• _EXCERPTED RECORDS_:
__________
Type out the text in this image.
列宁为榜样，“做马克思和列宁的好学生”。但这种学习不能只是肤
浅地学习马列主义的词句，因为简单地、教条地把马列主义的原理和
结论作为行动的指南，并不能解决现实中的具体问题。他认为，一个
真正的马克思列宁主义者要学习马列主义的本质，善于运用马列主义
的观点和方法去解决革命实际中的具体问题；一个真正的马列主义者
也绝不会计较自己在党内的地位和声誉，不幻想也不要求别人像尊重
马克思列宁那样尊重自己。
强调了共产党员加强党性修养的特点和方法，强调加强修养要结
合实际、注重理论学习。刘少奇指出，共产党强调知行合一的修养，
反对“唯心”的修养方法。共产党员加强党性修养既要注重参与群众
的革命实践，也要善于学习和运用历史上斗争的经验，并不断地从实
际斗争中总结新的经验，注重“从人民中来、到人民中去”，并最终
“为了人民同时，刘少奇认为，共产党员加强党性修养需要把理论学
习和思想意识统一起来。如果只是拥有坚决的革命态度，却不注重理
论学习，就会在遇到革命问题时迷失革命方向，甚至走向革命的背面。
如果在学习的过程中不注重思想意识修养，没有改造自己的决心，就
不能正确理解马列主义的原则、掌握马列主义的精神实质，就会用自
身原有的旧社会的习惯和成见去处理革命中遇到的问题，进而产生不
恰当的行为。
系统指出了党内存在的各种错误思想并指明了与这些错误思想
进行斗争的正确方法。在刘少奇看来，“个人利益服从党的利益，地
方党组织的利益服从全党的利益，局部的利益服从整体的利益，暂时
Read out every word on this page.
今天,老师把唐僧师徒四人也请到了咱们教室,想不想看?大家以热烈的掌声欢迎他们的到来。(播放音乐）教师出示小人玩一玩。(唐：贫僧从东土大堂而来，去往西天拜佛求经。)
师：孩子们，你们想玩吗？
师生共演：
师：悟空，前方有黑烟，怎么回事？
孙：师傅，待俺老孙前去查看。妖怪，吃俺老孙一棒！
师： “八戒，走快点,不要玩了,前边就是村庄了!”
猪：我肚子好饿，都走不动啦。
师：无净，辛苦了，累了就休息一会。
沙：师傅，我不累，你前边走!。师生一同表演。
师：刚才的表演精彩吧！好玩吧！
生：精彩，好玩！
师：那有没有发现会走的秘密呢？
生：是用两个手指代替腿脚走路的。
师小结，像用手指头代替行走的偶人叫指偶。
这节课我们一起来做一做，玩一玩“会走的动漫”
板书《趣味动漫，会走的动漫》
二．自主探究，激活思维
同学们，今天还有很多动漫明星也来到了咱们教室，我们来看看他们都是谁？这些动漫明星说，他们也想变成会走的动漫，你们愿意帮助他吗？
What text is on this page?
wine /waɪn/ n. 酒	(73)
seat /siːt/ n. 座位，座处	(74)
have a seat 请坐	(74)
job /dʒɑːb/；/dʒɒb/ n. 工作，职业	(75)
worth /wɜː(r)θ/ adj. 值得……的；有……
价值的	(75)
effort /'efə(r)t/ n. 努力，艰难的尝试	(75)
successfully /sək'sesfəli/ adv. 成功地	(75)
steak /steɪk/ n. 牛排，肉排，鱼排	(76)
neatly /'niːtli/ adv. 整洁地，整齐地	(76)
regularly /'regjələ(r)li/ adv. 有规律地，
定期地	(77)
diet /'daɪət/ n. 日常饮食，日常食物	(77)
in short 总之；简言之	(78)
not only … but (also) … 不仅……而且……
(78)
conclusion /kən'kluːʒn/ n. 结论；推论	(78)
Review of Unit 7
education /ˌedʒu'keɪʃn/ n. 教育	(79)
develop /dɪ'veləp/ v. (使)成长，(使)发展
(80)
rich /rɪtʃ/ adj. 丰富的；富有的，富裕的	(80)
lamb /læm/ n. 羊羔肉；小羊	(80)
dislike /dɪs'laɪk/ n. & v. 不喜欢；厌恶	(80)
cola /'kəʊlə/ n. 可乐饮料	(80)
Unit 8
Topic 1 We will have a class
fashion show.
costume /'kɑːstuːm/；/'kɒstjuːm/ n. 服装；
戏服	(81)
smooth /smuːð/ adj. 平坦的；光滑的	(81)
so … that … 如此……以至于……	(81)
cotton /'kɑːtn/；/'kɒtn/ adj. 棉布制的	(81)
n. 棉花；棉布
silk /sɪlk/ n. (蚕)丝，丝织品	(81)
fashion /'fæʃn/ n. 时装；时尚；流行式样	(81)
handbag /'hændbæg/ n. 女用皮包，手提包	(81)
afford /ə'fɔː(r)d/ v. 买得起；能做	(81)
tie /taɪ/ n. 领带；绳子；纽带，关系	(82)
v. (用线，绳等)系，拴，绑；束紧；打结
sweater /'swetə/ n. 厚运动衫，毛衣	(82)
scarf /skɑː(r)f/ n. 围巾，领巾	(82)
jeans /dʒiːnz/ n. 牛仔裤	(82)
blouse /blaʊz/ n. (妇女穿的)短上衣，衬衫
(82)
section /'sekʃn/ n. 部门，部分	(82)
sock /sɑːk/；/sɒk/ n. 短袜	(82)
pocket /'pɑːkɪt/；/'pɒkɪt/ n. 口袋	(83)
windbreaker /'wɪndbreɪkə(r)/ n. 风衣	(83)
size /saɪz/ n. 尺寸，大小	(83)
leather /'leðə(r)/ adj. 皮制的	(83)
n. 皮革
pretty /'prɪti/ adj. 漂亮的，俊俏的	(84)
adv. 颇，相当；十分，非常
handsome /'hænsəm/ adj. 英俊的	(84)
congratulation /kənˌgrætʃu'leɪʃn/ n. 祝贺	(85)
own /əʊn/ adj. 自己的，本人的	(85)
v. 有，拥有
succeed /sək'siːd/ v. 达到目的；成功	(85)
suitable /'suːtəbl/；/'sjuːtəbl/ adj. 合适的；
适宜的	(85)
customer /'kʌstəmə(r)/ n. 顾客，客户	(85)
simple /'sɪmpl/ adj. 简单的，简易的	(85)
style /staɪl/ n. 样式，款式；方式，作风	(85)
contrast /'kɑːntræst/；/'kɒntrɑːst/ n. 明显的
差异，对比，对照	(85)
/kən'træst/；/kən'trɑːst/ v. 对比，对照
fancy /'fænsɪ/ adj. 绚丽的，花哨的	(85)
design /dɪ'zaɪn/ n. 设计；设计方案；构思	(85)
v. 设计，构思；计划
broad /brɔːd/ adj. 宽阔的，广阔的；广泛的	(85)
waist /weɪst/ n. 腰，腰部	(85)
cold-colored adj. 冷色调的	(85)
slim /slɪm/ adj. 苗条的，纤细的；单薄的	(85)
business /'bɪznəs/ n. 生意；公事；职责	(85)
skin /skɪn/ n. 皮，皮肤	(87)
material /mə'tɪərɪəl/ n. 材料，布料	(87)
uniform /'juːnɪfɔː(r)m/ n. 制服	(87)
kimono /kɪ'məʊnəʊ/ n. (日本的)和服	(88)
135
__________
Each line of the material should be duplicated exactly, please.

• _OUTPUT OF THE EXERCISE_:
Type out the text in this image.
列宁为榜样，“做马克思和列宁的好学生”。但这种学习不能只是肤
浅地学习马列主义的词句，因为简单地、教条地把马列主义的原理和
结论作为行动的指南，并不能解决现实中的具体问题。他认为，一个
真正的马克思列宁主义者要学习马列主义的本质，善于运用马列主义
的观点和方法去解决革命实际中的具体问题；一个真正的马列主义者
也绝不会计较自己在党内的地位和声誉，不幻想也不要求别人像尊重
马克思列宁那样尊重自己。
强调了共产党员加强党性修养的特点和方法，强调加强修养要结
合实际、注重理论学习。刘少奇指出，共产党强调知行合一的修养，
反对“唯心”的修养方法。共产党员加强党性修养既要注重参与群众
的革命实践，也要善于学习和运用历史上斗争的经验，并不断地从实
际斗争中总结新的经验，注重“从人民中来、到人民中去”，并最终
“为了人民同时，刘少奇认为，共产党员加强党性修养需要把理论学
习和思想意识统一起来。如果只是拥有坚决的革命态度，却不注重理
论学习，就会在遇到革命问题时迷失革命方向，甚至走向革命的背面。
如果在学习的过程中不注重思想意识修养，没有改造自己的决心，就
不能正确理解马列主义的原则、掌握马列主义的精神实质，就会用自
身原有的旧社会的习惯和成见去处理革命中遇到的问题，进而产生不
恰当的行为。
系统指出了党内存在的各种错误思想并指明了与这些错误思想
进行斗争的正确方法。在刘少奇看来，“个人利益服从党的利益，地
方党组织的利益服从全党的利益，局部的利益服从整体的利益，暂时
Read out every word on this page.
今天,老师把唐僧师徒四人也请到了咱们教室,想不想看?大家以热烈的掌声欢迎他们的到来。(播放音乐）教师出示小人玩一玩。(唐：贫僧从东土大堂而来，去往西天拜佛求经。)
师：孩子们，你们想玩吗？
师生共演：
师：悟空，前方有黑烟，怎么回事？
孙：师傅，待俺老孙前去查看。妖怪，吃俺老孙一棒！
师： “八戒，走快点,不要玩了,前边就是村庄了!”
猪：我肚子好饿，都走不动啦。
师：无净，辛苦了，累了就休息一会。
沙：师傅，我不累，你前边走!。师生一同表演。
师：刚才的表演精彩吧！好玩吧！
生：精彩，好玩！
师：那有没有发现会走的秘密呢？
生：是用两个手指代替腿脚走路的。
师小结，像用手指头代替行走的偶人叫指偶。
这节课我们一起来做一做，玩一玩“会走的动漫”
板书《趣味动漫，会走的动漫》
二．自主探究，激活思维
同学们，今天还有很多动漫明星也来到了咱们教室，我们来看看他们都是谁？这些动漫明星说，他们也想变成会走的动漫，你们愿意帮助他吗？
What text is on this page?
wine /waɪn/ n. 酒	(73)
seat /siːt/ n. 座位，座处	(74)
have a seat 请坐	(74)
job /dʒɑːb/；/dʒɒb/ n. 工作，职业	(75)
worth /wɜː(r)θ/ adj. 值得……的；有……
价值的	(75)
effort /'efə(r)t/ n. 努力，艰难的尝试	(75)
successfully /sək'sesfəli/ adv. 成功地	(75)
steak /steɪk/ n. 牛排，肉排，鱼排	(76)
neatly /'niːtli/ adv. 整洁地，整齐地	(76)
regularly /'regjələ(r)li/ adv. 有规律地，
定期地	(77)
diet /'daɪət/ n. 日常饮食，日常食物	(77)
in short 总之；简言之	(78)
not only … but (also) … 不仅……而且……
(78)
conclusion /kən'kluːʒn/ n. 结论；推论	(78)
Review of Unit 7
education /ˌedʒu'keɪʃn/ n. 教育	(79)
develop /dɪ'veləp/ v. (使)成长，(使)发展
(80)
rich /rɪtʃ/ adj. 丰富的；富有的，富裕的	(80)
lamb /læm/ n. 羊羔肉；小羊	(80)
dislike /dɪs'laɪk/ n. & v. 不喜欢；厌恶	(80)
cola /'kəʊlə/ n. 可乐饮料	(80)
Unit 8
Topic 1 We will have a class
fashion show.
costume /'kɑːstuːm/；/'kɒstjuːm/ n. 服装；
戏服	(81)
smooth /smuːð/ adj. 平坦的；光滑的	(81)
so … that … 如此……以至于……	(81)
cotton /'kɑːtn/；/'kɒtn/ adj. 棉布制的	(81)
n. 棉花；棉布
silk /sɪlk/ n. (蚕)丝，丝织品	(81)
fashion /'fæʃn/ n. 时装；时尚；流行式样	(81)
handbag /'hændbæg/ n. 女用皮包，手提包	(81)
afford /ə'fɔː(r)d/ v. 买得起；能做	(81)
tie /taɪ/ n. 领带；绳子；纽带，关系	(82)
v. (用线，绳等)系，拴，绑；束紧；打结
sweater /'swetə/ n. 厚运动衫，毛衣	(82)
scarf /skɑː(r)f/ n. 围巾，领巾	(82)
jeans /dʒiːnz/ n. 牛仔裤	(82)
blouse /blaʊz/ n. (妇女穿的)短上衣，衬衫
(82)
section /'sekʃn/ n. 部门，部分	(82)
sock /sɑːk/；/sɒk/ n. 短袜	(82)
pocket /'pɑːkɪt/；/'pɒkɪt/ n. 口袋	(83)
windbreaker /'wɪndbreɪkə(r)/ n. 风衣	(83)
size /saɪz/ n. 尺寸，大小	(83)
leather /'leðə(r)/ adj. 皮制的	(83)
n. 皮革
pretty /'prɪti/ adj. 漂亮的，俊俏的	(84)
adv. 颇，相当；十分，非常
handsome /'hænsəm/ adj. 英俊的	(84)
congratulation /kənˌgrætʃu'leɪʃn/ n. 祝贺	(85)
own /əʊn/ adj. 自己的，本人的	(85)
v. 有，拥有
succeed /sək'siːd/ v. 达到目的；成功	(85)
suitable /'suːtəbl/；/'sjuːtəbl/ adj. 合适的；
适宜的	(85)
customer /'kʌstəmə(r)/ n. 顾客，客户	(85)
simple /'sɪmpl/ adj. 简单的，简易的	(85)
style /staɪl/ n. 样式，款式；方式，作风	(85)
contrast /'kɑːntræst/；/'kɒntrɑːst/ n. 明显的
差异，对比，对照	(85)
/kən'træst/；/kən'trɑːst/ v. 对比，对照
fancy /'fænsɪ/ adj. 绚丽的，花哨的	(85)
design /dɪ'zaɪn/ n. 设计；设计方案；构思	(85)
v. 设计，构思；计划
broad /brɔːd/ adj. 宽阔的，广阔的；广泛的	(85)
waist /weɪst/ n. 腰，腰部	(85)
cold-colored adj. 冷色调的	(85)
slim /slɪm/ adj. 苗条的，纤细的；单薄的	(85)
business /'bɪznəs/ n. 生意；公事；职责	(85)
skin /skɪn/ n. 皮，皮肤	(87)
material /mə'tɪərɪəl/ n. 材料，布料	(87)
uniform /'juːnɪfɔː(r)m/ n. 制服	(87)
kimono /kɪ'məʊnəʊ/ n. (日本的)和服	(88)
135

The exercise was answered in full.